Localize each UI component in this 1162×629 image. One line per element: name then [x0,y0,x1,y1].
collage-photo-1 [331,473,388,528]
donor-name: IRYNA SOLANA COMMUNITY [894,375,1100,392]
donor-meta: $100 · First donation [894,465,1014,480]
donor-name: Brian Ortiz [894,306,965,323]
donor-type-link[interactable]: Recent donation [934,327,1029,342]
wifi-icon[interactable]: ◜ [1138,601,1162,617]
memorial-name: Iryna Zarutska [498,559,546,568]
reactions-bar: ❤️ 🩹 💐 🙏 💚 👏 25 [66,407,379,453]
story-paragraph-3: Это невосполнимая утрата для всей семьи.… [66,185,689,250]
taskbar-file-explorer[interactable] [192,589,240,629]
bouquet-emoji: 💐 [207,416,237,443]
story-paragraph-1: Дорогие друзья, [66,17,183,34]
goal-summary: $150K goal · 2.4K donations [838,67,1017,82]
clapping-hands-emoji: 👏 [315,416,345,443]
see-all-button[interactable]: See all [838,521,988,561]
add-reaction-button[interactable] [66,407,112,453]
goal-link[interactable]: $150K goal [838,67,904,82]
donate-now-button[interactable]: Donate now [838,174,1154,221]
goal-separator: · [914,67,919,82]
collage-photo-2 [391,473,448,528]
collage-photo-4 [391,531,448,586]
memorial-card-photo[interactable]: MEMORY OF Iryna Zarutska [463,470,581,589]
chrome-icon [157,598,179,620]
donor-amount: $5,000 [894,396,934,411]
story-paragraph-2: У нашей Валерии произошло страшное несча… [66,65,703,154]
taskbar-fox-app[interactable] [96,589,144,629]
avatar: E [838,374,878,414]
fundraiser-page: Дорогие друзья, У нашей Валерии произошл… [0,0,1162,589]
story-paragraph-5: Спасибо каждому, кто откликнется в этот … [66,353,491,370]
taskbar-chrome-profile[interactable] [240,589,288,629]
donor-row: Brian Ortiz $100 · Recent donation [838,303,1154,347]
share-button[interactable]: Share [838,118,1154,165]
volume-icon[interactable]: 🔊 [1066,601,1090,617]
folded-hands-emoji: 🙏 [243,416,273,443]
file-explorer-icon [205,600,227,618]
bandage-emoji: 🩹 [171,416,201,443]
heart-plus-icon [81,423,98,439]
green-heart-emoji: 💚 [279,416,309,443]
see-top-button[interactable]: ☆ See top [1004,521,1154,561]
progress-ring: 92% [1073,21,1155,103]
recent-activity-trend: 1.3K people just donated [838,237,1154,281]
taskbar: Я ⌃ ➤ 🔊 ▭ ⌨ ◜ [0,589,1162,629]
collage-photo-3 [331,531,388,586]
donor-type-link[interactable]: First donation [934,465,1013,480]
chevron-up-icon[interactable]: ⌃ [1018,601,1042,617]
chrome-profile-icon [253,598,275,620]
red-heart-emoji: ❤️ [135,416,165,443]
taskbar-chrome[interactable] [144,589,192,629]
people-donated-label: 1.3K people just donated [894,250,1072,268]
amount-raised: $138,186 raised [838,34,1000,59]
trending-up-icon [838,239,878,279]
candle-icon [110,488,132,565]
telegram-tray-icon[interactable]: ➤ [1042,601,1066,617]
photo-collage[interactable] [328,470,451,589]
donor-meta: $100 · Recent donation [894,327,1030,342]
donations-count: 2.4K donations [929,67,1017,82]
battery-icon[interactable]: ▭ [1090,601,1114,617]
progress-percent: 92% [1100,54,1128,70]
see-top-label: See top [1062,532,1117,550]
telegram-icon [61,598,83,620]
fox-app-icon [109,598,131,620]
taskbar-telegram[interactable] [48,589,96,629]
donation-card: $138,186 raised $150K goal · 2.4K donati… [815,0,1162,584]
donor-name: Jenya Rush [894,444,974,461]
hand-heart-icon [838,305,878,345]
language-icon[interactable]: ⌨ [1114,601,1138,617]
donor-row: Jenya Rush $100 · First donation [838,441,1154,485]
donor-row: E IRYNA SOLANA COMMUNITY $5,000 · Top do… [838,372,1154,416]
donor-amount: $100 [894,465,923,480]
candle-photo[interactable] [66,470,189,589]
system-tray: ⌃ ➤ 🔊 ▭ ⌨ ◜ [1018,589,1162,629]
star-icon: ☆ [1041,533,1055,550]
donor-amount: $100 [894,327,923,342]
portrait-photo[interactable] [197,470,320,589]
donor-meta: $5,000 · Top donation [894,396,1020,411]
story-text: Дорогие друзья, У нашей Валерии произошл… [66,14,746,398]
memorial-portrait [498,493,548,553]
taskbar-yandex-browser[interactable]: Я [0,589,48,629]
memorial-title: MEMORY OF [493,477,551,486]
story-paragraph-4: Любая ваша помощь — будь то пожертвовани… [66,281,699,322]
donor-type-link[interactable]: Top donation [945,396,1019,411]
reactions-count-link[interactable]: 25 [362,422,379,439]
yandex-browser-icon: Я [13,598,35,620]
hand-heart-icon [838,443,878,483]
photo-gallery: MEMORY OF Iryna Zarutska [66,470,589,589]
══════════
> [Given instruction]:
Reproduce every line of the listing above without changing a single character.

> [Response below]:
Localize each UI component in this 1162×629 image. One line per element: name then [x0,y0,x1,y1].
collage-photo-1 [331,473,388,528]
donor-name: IRYNA SOLANA COMMUNITY [894,375,1100,392]
donor-meta: $100 · First donation [894,465,1014,480]
donor-name: Brian Ortiz [894,306,965,323]
donor-type-link[interactable]: Recent donation [934,327,1029,342]
wifi-icon[interactable]: ◜ [1138,601,1162,617]
memorial-name: Iryna Zarutska [498,559,546,568]
reactions-bar: ❤️ 🩹 💐 🙏 💚 👏 25 [66,407,379,453]
story-paragraph-3: Это невосполнимая утрата для всей семьи.… [66,185,689,250]
taskbar-file-explorer[interactable] [192,589,240,629]
bouquet-emoji: 💐 [207,416,237,443]
story-paragraph-1: Дорогие друзья, [66,17,183,34]
goal-summary: $150K goal · 2.4K donations [838,67,1017,82]
clapping-hands-emoji: 👏 [315,416,345,443]
see-all-button[interactable]: See all [838,521,988,561]
add-reaction-button[interactable] [66,407,112,453]
goal-link[interactable]: $150K goal [838,67,904,82]
donate-now-button[interactable]: Donate now [838,174,1154,221]
goal-separator: · [914,67,919,82]
collage-photo-2 [391,473,448,528]
collage-photo-4 [391,531,448,586]
memorial-card-photo[interactable]: MEMORY OF Iryna Zarutska [463,470,581,589]
chrome-icon [157,598,179,620]
donor-amount: $5,000 [894,396,934,411]
story-paragraph-2: У нашей Валерии произошло страшное несча… [66,65,703,154]
taskbar-fox-app[interactable] [96,589,144,629]
avatar: E [838,374,878,414]
fundraiser-page: Дорогие друзья, У нашей Валерии произошл… [0,0,1162,589]
story-paragraph-5: Спасибо каждому, кто откликнется в этот … [66,353,491,370]
taskbar-chrome-profile[interactable] [240,589,288,629]
donor-row: Brian Ortiz $100 · Recent donation [838,303,1154,347]
share-button[interactable]: Share [838,118,1154,165]
volume-icon[interactable]: 🔊 [1066,601,1090,617]
folded-hands-emoji: 🙏 [243,416,273,443]
file-explorer-icon [205,600,227,618]
bandage-emoji: 🩹 [171,416,201,443]
heart-plus-icon [81,423,98,439]
green-heart-emoji: 💚 [279,416,309,443]
see-top-button[interactable]: ☆ See top [1004,521,1154,561]
progress-ring: 92% [1073,21,1155,103]
recent-activity-trend: 1.3K people just donated [838,237,1154,281]
taskbar: Я ⌃ ➤ 🔊 ▭ ⌨ ◜ [0,589,1162,629]
collage-photo-3 [331,531,388,586]
donor-type-link[interactable]: First donation [934,465,1013,480]
chevron-up-icon[interactable]: ⌃ [1018,601,1042,617]
chrome-profile-icon [253,598,275,620]
red-heart-emoji: ❤️ [135,416,165,443]
taskbar-chrome[interactable] [144,589,192,629]
people-donated-label: 1.3K people just donated [894,250,1072,268]
amount-raised: $138,186 raised [838,34,1000,59]
trending-up-icon [838,239,878,279]
candle-icon [110,488,132,565]
telegram-tray-icon[interactable]: ➤ [1042,601,1066,617]
photo-collage[interactable] [328,470,451,589]
donor-meta: $100 · Recent donation [894,327,1030,342]
donations-count: 2.4K donations [929,67,1017,82]
battery-icon[interactable]: ▭ [1090,601,1114,617]
progress-percent: 92% [1100,54,1128,70]
see-top-label: See top [1062,532,1117,550]
telegram-icon [61,598,83,620]
fox-app-icon [109,598,131,620]
taskbar-telegram[interactable] [48,589,96,629]
donation-card: $138,186 raised $150K goal · 2.4K donati… [815,0,1162,584]
donor-name: Jenya Rush [894,444,974,461]
hand-heart-icon [838,305,878,345]
language-icon[interactable]: ⌨ [1114,601,1138,617]
donor-row: Jenya Rush $100 · First donation [838,441,1154,485]
donor-row: E IRYNA SOLANA COMMUNITY $5,000 · Top do… [838,372,1154,416]
donor-amount: $100 [894,465,923,480]
candle-photo[interactable] [66,470,189,589]
system-tray: ⌃ ➤ 🔊 ▭ ⌨ ◜ [1018,589,1162,629]
star-icon: ☆ [1041,533,1055,550]
donor-amount: $100 [894,327,923,342]
portrait-photo[interactable] [197,470,320,589]
donor-meta: $5,000 · Top donation [894,396,1020,411]
story-text: Дорогие друзья, У нашей Валерии произошл… [66,14,746,398]
memorial-portrait [498,493,548,553]
taskbar-yandex-browser[interactable]: Я [0,589,48,629]
memorial-title: MEMORY OF [493,477,551,486]
story-paragraph-4: Любая ваша помощь — будь то пожертвовани… [66,281,699,322]
donor-type-link[interactable]: Top donation [945,396,1019,411]
reactions-count-link[interactable]: 25 [362,422,379,439]
yandex-browser-icon: Я [13,598,35,620]
hand-heart-icon [838,443,878,483]
photo-gallery: MEMORY OF Iryna Zarutska [66,470,589,589]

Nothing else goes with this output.